#### [WHAT IS EXPECTED]
Can you output the material exactly as written, minus any pictures it holds?

#### [SUPPLIED RECORDS]
** START **

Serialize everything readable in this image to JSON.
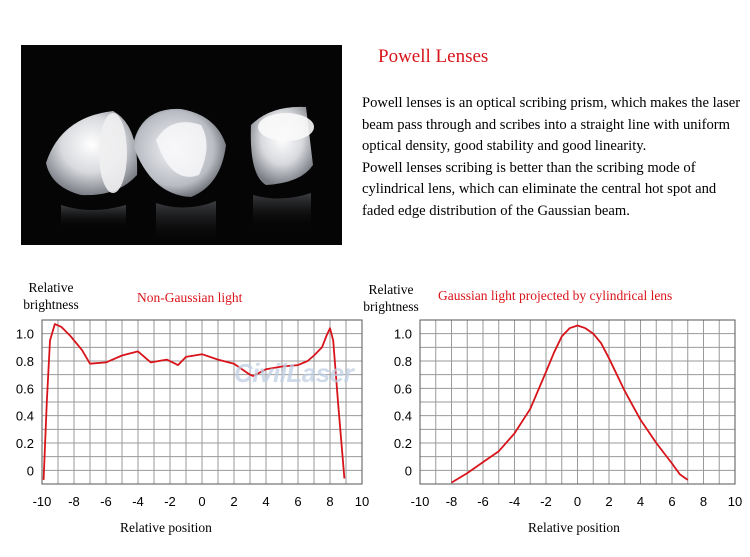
{
  "title": "Powell Lenses",
  "description": [
    "Powell lenses is an optical scribing prism, which makes the laser beam pass through and scribes into a straight line with uniform optical density, good stability and good linearity.",
    "Powell lenses scribing is better than the scribing mode of cylindrical lens, which can eliminate the central hot spot and faded edge distribution of the Gaussian beam."
  ],
  "watermark": "CivilLaser",
  "colors": {
    "accent": "#d8141b",
    "grid": "#9a9a9a",
    "background": "#ffffff"
  },
  "chart_data": [
    {
      "type": "line",
      "title": "Non-Gaussian light",
      "xlabel": "Relative position",
      "ylabel": "Relative brightness",
      "xlim": [
        -10,
        10
      ],
      "ylim": [
        -0.1,
        1.1
      ],
      "xticks": [
        -10,
        -8,
        -6,
        -4,
        -2,
        0,
        2,
        4,
        6,
        8,
        10
      ],
      "yticks": [
        0,
        0.2,
        0.4,
        0.6,
        0.8,
        1.0
      ],
      "xtick_labels": [
        "-10",
        "-8",
        "-6",
        "-4",
        "-2",
        "0",
        "2",
        "4",
        "6",
        "8",
        "10"
      ],
      "ytick_labels": [
        "0",
        "0.2",
        "0.4",
        "0.6",
        "0.8",
        "1.0"
      ],
      "grid": true,
      "series": [
        {
          "color": "#d8141b",
          "x": [
            -9.9,
            -9.7,
            -9.5,
            -9.2,
            -8.8,
            -8.2,
            -7.5,
            -7.0,
            -6.0,
            -5.0,
            -4.0,
            -3.2,
            -2.2,
            -1.5,
            -1.0,
            0.0,
            1.0,
            2.0,
            3.0,
            3.2,
            4.0,
            5.0,
            6.0,
            6.6,
            7.0,
            7.5,
            7.8,
            8.0,
            8.2,
            8.5,
            8.9
          ],
          "y": [
            -0.07,
            0.5,
            0.95,
            1.07,
            1.05,
            0.98,
            0.88,
            0.78,
            0.79,
            0.84,
            0.87,
            0.79,
            0.81,
            0.77,
            0.83,
            0.85,
            0.81,
            0.78,
            0.7,
            0.69,
            0.74,
            0.76,
            0.77,
            0.8,
            0.84,
            0.9,
            0.99,
            1.04,
            0.95,
            0.5,
            -0.06
          ]
        }
      ]
    },
    {
      "type": "line",
      "title": "Gaussian light projected by cylindrical lens",
      "xlabel": "Relative position",
      "ylabel": "Relative brightness",
      "xlim": [
        -10,
        10
      ],
      "ylim": [
        -0.1,
        1.1
      ],
      "xticks": [
        -10,
        -8,
        -6,
        -4,
        -2,
        0,
        2,
        4,
        6,
        8,
        10
      ],
      "yticks": [
        0,
        0.2,
        0.4,
        0.6,
        0.8,
        1.0
      ],
      "xtick_labels": [
        "-10",
        "-8",
        "-6",
        "-4",
        "-2",
        "0",
        "2",
        "4",
        "6",
        "8",
        "10"
      ],
      "ytick_labels": [
        "0",
        "0.2",
        "0.4",
        "0.6",
        "0.8",
        "1.0"
      ],
      "grid": true,
      "series": [
        {
          "color": "#d8141b",
          "x": [
            -8.0,
            -7.0,
            -6.0,
            -5.0,
            -4.0,
            -3.0,
            -2.0,
            -1.5,
            -1.0,
            -0.5,
            0.0,
            0.5,
            1.0,
            1.5,
            2.0,
            3.0,
            4.0,
            5.0,
            6.0,
            6.5,
            7.0
          ],
          "y": [
            -0.09,
            -0.02,
            0.06,
            0.14,
            0.27,
            0.45,
            0.72,
            0.86,
            0.98,
            1.04,
            1.06,
            1.04,
            1.0,
            0.93,
            0.82,
            0.58,
            0.37,
            0.2,
            0.05,
            -0.03,
            -0.07
          ]
        }
      ]
    }
  ]
}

** END **

#### [OUTPUT OF THE EXERCISE]
Serialize everything readable in this image to JSON.
{
  "title": "Powell Lenses",
  "description": [
    "Powell lenses is an optical scribing prism, which makes the laser beam pass through and scribes into a straight line with uniform optical density, good stability and good linearity.",
    "Powell lenses scribing is better than the scribing mode of cylindrical lens, which can eliminate the central hot spot and faded edge distribution of the Gaussian beam."
  ],
  "watermark": "CivilLaser",
  "colors": {
    "accent": "#d8141b",
    "grid": "#9a9a9a",
    "background": "#ffffff"
  },
  "chart_data": [
    {
      "type": "line",
      "title": "Non-Gaussian light",
      "xlabel": "Relative position",
      "ylabel": "Relative brightness",
      "xlim": [
        -10,
        10
      ],
      "ylim": [
        -0.1,
        1.1
      ],
      "xticks": [
        -10,
        -8,
        -6,
        -4,
        -2,
        0,
        2,
        4,
        6,
        8,
        10
      ],
      "yticks": [
        0,
        0.2,
        0.4,
        0.6,
        0.8,
        1.0
      ],
      "xtick_labels": [
        "-10",
        "-8",
        "-6",
        "-4",
        "-2",
        "0",
        "2",
        "4",
        "6",
        "8",
        "10"
      ],
      "ytick_labels": [
        "0",
        "0.2",
        "0.4",
        "0.6",
        "0.8",
        "1.0"
      ],
      "grid": true,
      "series": [
        {
          "color": "#d8141b",
          "x": [
            -9.9,
            -9.7,
            -9.5,
            -9.2,
            -8.8,
            -8.2,
            -7.5,
            -7.0,
            -6.0,
            -5.0,
            -4.0,
            -3.2,
            -2.2,
            -1.5,
            -1.0,
            0.0,
            1.0,
            2.0,
            3.0,
            3.2,
            4.0,
            5.0,
            6.0,
            6.6,
            7.0,
            7.5,
            7.8,
            8.0,
            8.2,
            8.5,
            8.9
          ],
          "y": [
            -0.07,
            0.5,
            0.95,
            1.07,
            1.05,
            0.98,
            0.88,
            0.78,
            0.79,
            0.84,
            0.87,
            0.79,
            0.81,
            0.77,
            0.83,
            0.85,
            0.81,
            0.78,
            0.7,
            0.69,
            0.74,
            0.76,
            0.77,
            0.8,
            0.84,
            0.9,
            0.99,
            1.04,
            0.95,
            0.5,
            -0.06
          ]
        }
      ]
    },
    {
      "type": "line",
      "title": "Gaussian light projected by cylindrical lens",
      "xlabel": "Relative position",
      "ylabel": "Relative brightness",
      "xlim": [
        -10,
        10
      ],
      "ylim": [
        -0.1,
        1.1
      ],
      "xticks": [
        -10,
        -8,
        -6,
        -4,
        -2,
        0,
        2,
        4,
        6,
        8,
        10
      ],
      "yticks": [
        0,
        0.2,
        0.4,
        0.6,
        0.8,
        1.0
      ],
      "xtick_labels": [
        "-10",
        "-8",
        "-6",
        "-4",
        "-2",
        "0",
        "2",
        "4",
        "6",
        "8",
        "10"
      ],
      "ytick_labels": [
        "0",
        "0.2",
        "0.4",
        "0.6",
        "0.8",
        "1.0"
      ],
      "grid": true,
      "series": [
        {
          "color": "#d8141b",
          "x": [
            -8.0,
            -7.0,
            -6.0,
            -5.0,
            -4.0,
            -3.0,
            -2.0,
            -1.5,
            -1.0,
            -0.5,
            0.0,
            0.5,
            1.0,
            1.5,
            2.0,
            3.0,
            4.0,
            5.0,
            6.0,
            6.5,
            7.0
          ],
          "y": [
            -0.09,
            -0.02,
            0.06,
            0.14,
            0.27,
            0.45,
            0.72,
            0.86,
            0.98,
            1.04,
            1.06,
            1.04,
            1.0,
            0.93,
            0.82,
            0.58,
            0.37,
            0.2,
            0.05,
            -0.03,
            -0.07
          ]
        }
      ]
    }
  ]
}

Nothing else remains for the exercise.